(Extracted records)
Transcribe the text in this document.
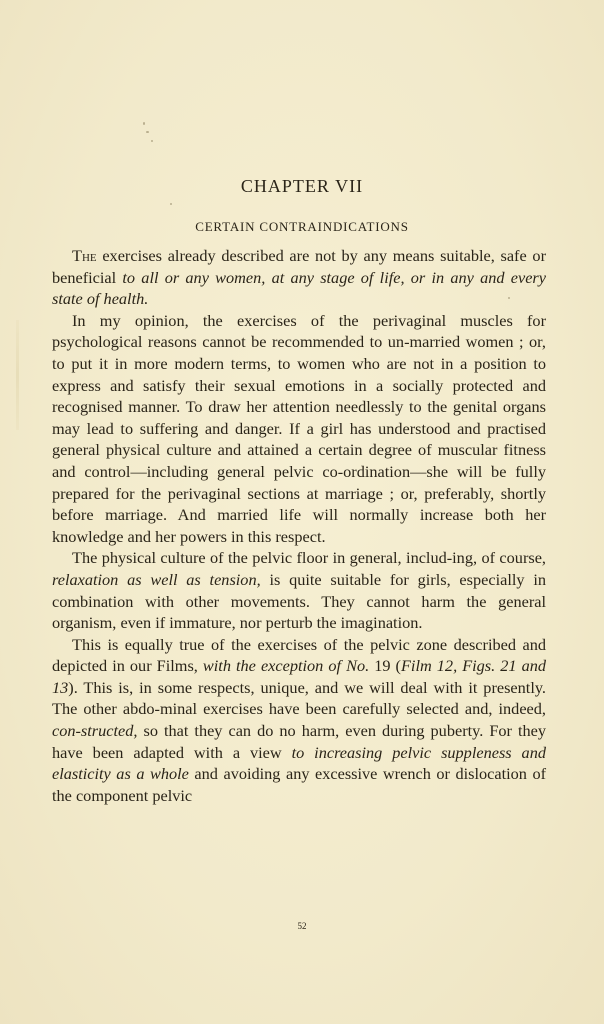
CHAPTER VII
CERTAIN CONTRAINDICATIONS

The exercises already described are not by any means suitable, safe or beneficial to all or any women, at any stage of life, or in any and every state of health.

In my opinion, the exercises of the perivaginal muscles for psychological reasons cannot be recommended to un-married women ; or, to put it in more modern terms, to women who are not in a position to express and satisfy their sexual emotions in a socially protected and recognised manner. To draw her attention needlessly to the genital organs may lead to suffering and danger. If a girl has understood and practised general physical culture and attained a certain degree of muscular fitness and control—including general pelvic co-ordination—she will be fully prepared for the perivaginal sections at marriage ; or, preferably, shortly before marriage. And married life will normally increase both her knowledge and her powers in this respect.

The physical culture of the pelvic floor in general, includ-ing, of course, relaxation as well as tension, is quite suitable for girls, especially in combination with other movements. They cannot harm the general organism, even if immature, nor perturb the imagination.

This is equally true of the exercises of the pelvic zone described and depicted in our Films, with the exception of No. 19 (Film 12, Figs. 21 and 13). This is, in some respects, unique, and we will deal with it presently. The other abdo-minal exercises have been carefully selected and, indeed, con-structed, so that they can do no harm, even during puberty. For they have been adapted with a view to increasing pelvic suppleness and elasticity as a whole and avoiding any excessive wrench or dislocation of the component pelvic

52
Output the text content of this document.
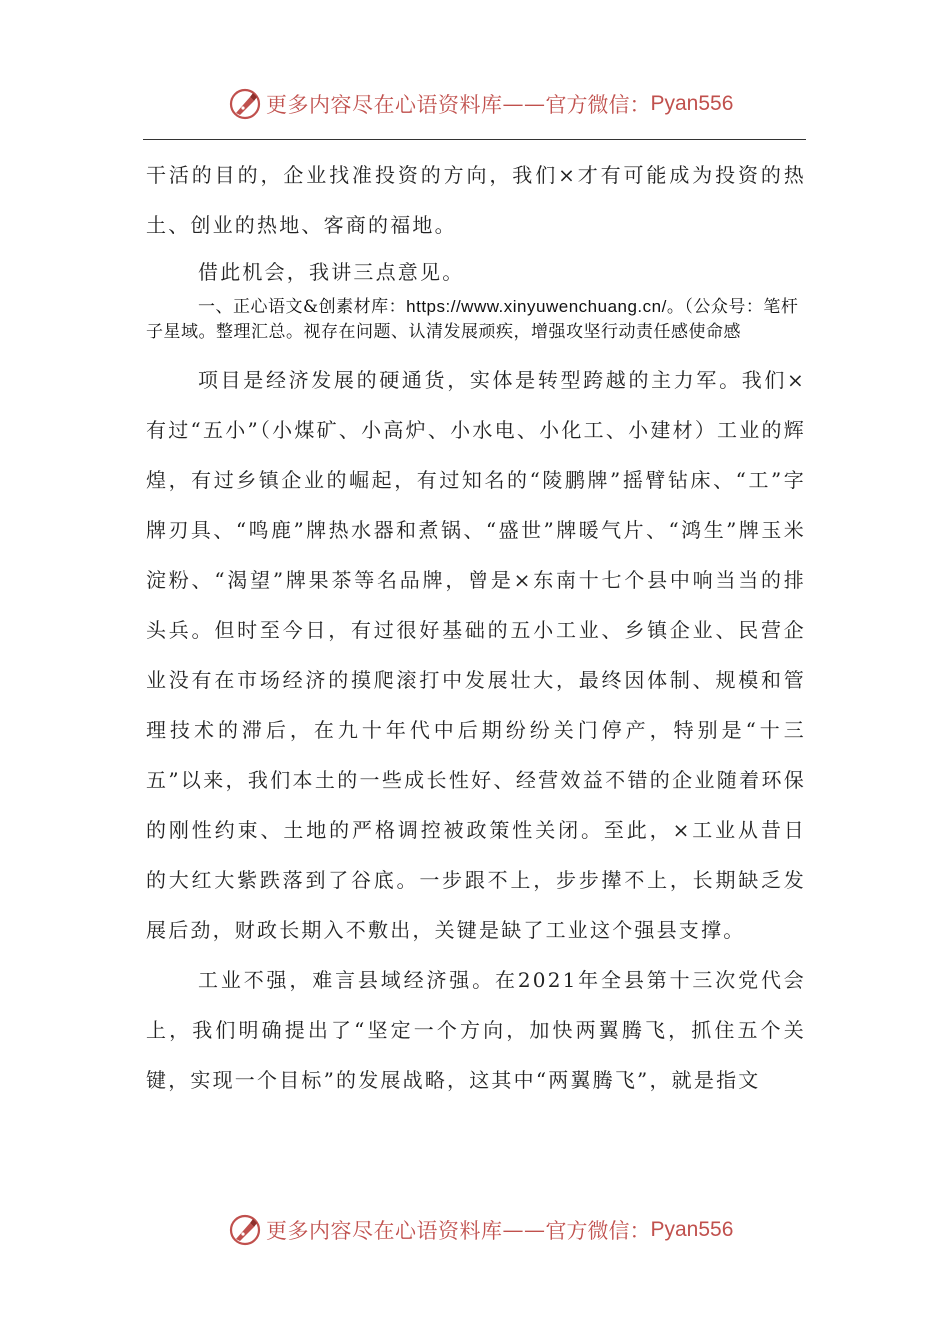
更多内容尽在心语资料库 —— 官方微信： Pyan556

干活的目的，企业找准投资的方向，我们×才有可能成为投资的热土、创业的热地、客商的福地。

借此机会，我讲三点意见。

一、正心语文&创素材库：https://www.xinyuwenchuang.cn/。（公众号：笔杆子星域。整理汇总。视存在问题、认清发展顽疾，增强攻坚行动责任感使命感

项目是经济发展的硬通货，实体是转型跨越的主力军。我们×有过“五小”（小煤矿、小高炉、小水电、小化工、小建材）工业的辉煌，有过乡镇企业的崛起，有过知名的“陵鹏牌”摇臂钻床、“工”字牌刃具、“鸣鹿”牌热水器和煮锅、“盛世”牌暖气片、“鸿生”牌玉米淀粉、“渴望”牌果茶等名品牌，曾是×东南十七个县中响当当的排头兵。但时至今日，有过很好基础的五小工业、乡镇企业、民营企业没有在市场经济的摸爬滚打中发展壮大，最终因体制、规模和管理技术的滞后，在九十年代中后期纷纷关门停产，特别是“十三五”以来，我们本土的一些成长性好、经营效益不错的企业随着环保的刚性约束、土地的严格调控被政策性关闭。至此，×工业从昔日的大红大紫跌落到了谷底。一步跟不上，步步撵不上，长期缺乏发展后劲，财政长期入不敷出，关键是缺了工业这个强县支撑。

工业不强，难言县域经济强。在2021年全县第十三次党代会上，我们明确提出了“坚定一个方向，加快两翼腾飞，抓住五个关键，实现一个目标”的发展战略，这其中“两翼腾飞”，就是指文

更多内容尽在心语资料库 —— 官方微信： Pyan556
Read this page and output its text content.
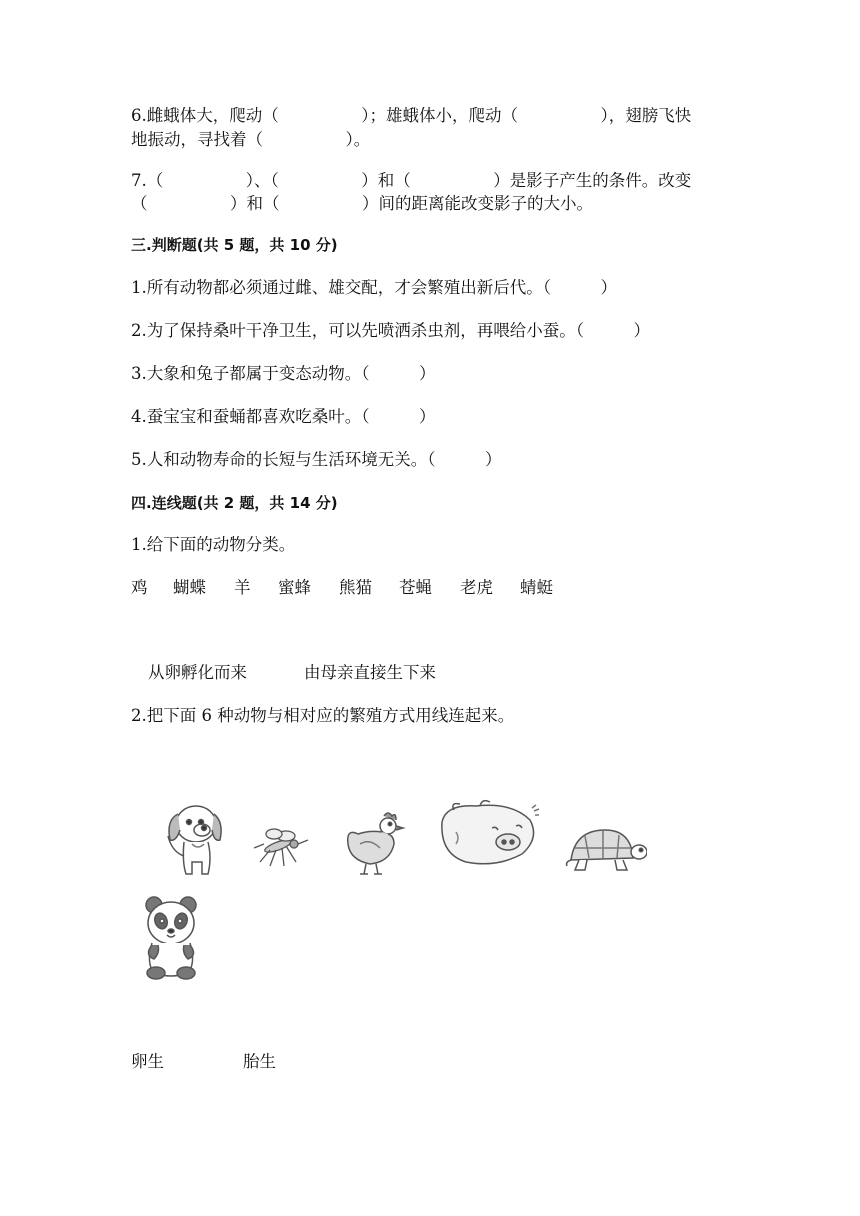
6.雌蛾体大，爬动（　　　　　）；雄蛾体小，爬动（　　　　　），翅膀飞快
地振动，寻找着（　　　　　）。
7.（　　　　　）、（　　　　　）和（　　　　　）是影子产生的条件。改变
（　　　　　）和（　　　　　）间的距离能改变影子的大小。
三.判断题(共 5 题，共 10 分)
1.所有动物都必须通过雌、雄交配，才会繁殖出新后代。（　　　）
2.为了保持桑叶干净卫生，可以先喷洒杀虫剂，再喂给小蚕。（　　　）
3.大象和兔子都属于变态动物。（　　　）
4.蚕宝宝和蚕蛹都喜欢吃桑叶。（　　　）
5.人和动物寿命的长短与生活环境无关。（　　　）
四.连线题(共 2 题，共 14 分)
1.给下面的动物分类。
鸡 蝴蝶 羊 蜜蜂 熊猫 苍蝇 老虎 蜻蜓
从卵孵化而来	由母亲直接生下来
2.把下面 6 种动物与相对应的繁殖方式用线连起来。
卵生	胎生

▸ Short task:
Your answer should be a single number: the count of lines holding the word "other".

▸ Output of the task:
2